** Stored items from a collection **

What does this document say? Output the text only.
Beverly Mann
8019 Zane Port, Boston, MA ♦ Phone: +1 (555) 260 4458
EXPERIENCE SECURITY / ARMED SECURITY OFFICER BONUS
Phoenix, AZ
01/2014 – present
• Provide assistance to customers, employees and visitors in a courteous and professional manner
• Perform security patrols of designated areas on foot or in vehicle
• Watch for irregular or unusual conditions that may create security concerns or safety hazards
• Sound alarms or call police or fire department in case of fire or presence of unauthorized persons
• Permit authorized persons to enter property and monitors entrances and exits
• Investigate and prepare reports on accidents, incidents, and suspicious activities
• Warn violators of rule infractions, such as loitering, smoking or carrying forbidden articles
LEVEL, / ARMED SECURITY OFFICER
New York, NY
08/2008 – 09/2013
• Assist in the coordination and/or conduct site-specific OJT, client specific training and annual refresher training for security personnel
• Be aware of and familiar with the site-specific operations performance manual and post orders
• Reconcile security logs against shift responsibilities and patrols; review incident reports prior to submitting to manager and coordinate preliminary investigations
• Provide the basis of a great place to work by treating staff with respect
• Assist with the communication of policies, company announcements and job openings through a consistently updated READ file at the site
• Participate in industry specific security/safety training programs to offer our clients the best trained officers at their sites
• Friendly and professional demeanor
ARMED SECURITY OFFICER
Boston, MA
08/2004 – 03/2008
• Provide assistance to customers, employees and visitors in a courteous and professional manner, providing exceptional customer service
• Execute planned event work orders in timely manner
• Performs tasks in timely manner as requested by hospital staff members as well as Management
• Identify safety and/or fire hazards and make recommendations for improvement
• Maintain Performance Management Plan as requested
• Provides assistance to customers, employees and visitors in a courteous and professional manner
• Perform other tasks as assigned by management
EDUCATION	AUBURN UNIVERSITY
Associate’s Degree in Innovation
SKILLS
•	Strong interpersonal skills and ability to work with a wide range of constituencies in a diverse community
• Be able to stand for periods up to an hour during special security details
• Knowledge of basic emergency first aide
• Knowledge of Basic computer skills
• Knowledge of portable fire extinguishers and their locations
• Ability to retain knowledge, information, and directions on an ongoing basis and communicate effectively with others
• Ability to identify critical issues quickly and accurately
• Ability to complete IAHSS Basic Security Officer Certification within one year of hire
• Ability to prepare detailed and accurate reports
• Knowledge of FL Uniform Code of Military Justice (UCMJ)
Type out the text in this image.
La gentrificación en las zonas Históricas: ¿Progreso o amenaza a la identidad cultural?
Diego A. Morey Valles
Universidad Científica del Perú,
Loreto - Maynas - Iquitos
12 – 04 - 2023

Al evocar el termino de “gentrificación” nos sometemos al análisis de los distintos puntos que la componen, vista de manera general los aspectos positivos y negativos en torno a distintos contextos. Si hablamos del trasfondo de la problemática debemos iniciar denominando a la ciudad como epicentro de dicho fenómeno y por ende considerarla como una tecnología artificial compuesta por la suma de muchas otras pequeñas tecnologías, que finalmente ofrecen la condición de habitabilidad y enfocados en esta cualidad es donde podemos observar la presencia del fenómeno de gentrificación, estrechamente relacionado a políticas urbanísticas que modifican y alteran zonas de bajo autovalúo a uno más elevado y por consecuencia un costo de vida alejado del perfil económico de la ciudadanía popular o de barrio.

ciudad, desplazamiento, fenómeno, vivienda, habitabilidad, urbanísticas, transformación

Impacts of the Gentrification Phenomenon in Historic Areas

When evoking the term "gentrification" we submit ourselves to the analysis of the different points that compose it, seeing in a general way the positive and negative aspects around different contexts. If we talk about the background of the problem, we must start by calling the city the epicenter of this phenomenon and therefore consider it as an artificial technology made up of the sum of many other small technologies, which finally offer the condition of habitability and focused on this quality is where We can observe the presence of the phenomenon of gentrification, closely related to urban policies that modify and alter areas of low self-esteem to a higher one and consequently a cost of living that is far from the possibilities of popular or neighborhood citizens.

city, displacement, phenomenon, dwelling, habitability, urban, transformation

** DIRECTIONS **
Return all the data above once more, precisely as given.

** ANSWER TO THE TASK **
What does this document say? Output the text only.
Beverly Mann
8019 Zane Port, Boston, MA ♦ Phone: +1 (555) 260 4458
EXPERIENCE SECURITY / ARMED SECURITY OFFICER BONUS
Phoenix, AZ
01/2014 – present
• Provide assistance to customers, employees and visitors in a courteous and professional manner
• Perform security patrols of designated areas on foot or in vehicle
• Watch for irregular or unusual conditions that may create security concerns or safety hazards
• Sound alarms or call police or fire department in case of fire or presence of unauthorized persons
• Permit authorized persons to enter property and monitors entrances and exits
• Investigate and prepare reports on accidents, incidents, and suspicious activities
• Warn violators of rule infractions, such as loitering, smoking or carrying forbidden articles
LEVEL, / ARMED SECURITY OFFICER
New York, NY
08/2008 – 09/2013
• Assist in the coordination and/or conduct site-specific OJT, client specific training and annual refresher training for security personnel
• Be aware of and familiar with the site-specific operations performance manual and post orders
• Reconcile security logs against shift responsibilities and patrols; review incident reports prior to submitting to manager and coordinate preliminary investigations
• Provide the basis of a great place to work by treating staff with respect
• Assist with the communication of policies, company announcements and job openings through a consistently updated READ file at the site
• Participate in industry specific security/safety training programs to offer our clients the best trained officers at their sites
• Friendly and professional demeanor
ARMED SECURITY OFFICER
Boston, MA
08/2004 – 03/2008
• Provide assistance to customers, employees and visitors in a courteous and professional manner, providing exceptional customer service
• Execute planned event work orders in timely manner
• Performs tasks in timely manner as requested by hospital staff members as well as Management
• Identify safety and/or fire hazards and make recommendations for improvement
• Maintain Performance Management Plan as requested
• Provides assistance to customers, employees and visitors in a courteous and professional manner
• Perform other tasks as assigned by management
EDUCATION	AUBURN UNIVERSITY
Associate’s Degree in Innovation
SKILLS
•	Strong interpersonal skills and ability to work with a wide range of constituencies in a diverse community
• Be able to stand for periods up to an hour during special security details
• Knowledge of basic emergency first aide
• Knowledge of Basic computer skills
• Knowledge of portable fire extinguishers and their locations
• Ability to retain knowledge, information, and directions on an ongoing basis and communicate effectively with others
• Ability to identify critical issues quickly and accurately
• Ability to complete IAHSS Basic Security Officer Certification within one year of hire
• Ability to prepare detailed and accurate reports
• Knowledge of FL Uniform Code of Military Justice (UCMJ)
Type out the text in this image.
La gentrificación en las zonas Históricas: ¿Progreso o amenaza a la identidad cultural?
Diego A. Morey Valles
Universidad Científica del Perú,
Loreto - Maynas - Iquitos
12 – 04 - 2023

Al evocar el termino de “gentrificación” nos sometemos al análisis de los distintos puntos que la componen, vista de manera general los aspectos positivos y negativos en torno a distintos contextos. Si hablamos del trasfondo de la problemática debemos iniciar denominando a la ciudad como epicentro de dicho fenómeno y por ende considerarla como una tecnología artificial compuesta por la suma de muchas otras pequeñas tecnologías, que finalmente ofrecen la condición de habitabilidad y enfocados en esta cualidad es donde podemos observar la presencia del fenómeno de gentrificación, estrechamente relacionado a políticas urbanísticas que modifican y alteran zonas de bajo autovalúo a uno más elevado y por consecuencia un costo de vida alejado del perfil económico de la ciudadanía popular o de barrio.

ciudad, desplazamiento, fenómeno, vivienda, habitabilidad, urbanísticas, transformación

Impacts of the Gentrification Phenomenon in Historic Areas

When evoking the term "gentrification" we submit ourselves to the analysis of the different points that compose it, seeing in a general way the positive and negative aspects around different contexts. If we talk about the background of the problem, we must start by calling the city the epicenter of this phenomenon and therefore consider it as an artificial technology made up of the sum of many other small technologies, which finally offer the condition of habitability and focused on this quality is where We can observe the presence of the phenomenon of gentrification, closely related to urban policies that modify and alter areas of low self-esteem to a higher one and consequently a cost of living that is far from the possibilities of popular or neighborhood citizens.

city, displacement, phenomenon, dwelling, habitability, urban, transformation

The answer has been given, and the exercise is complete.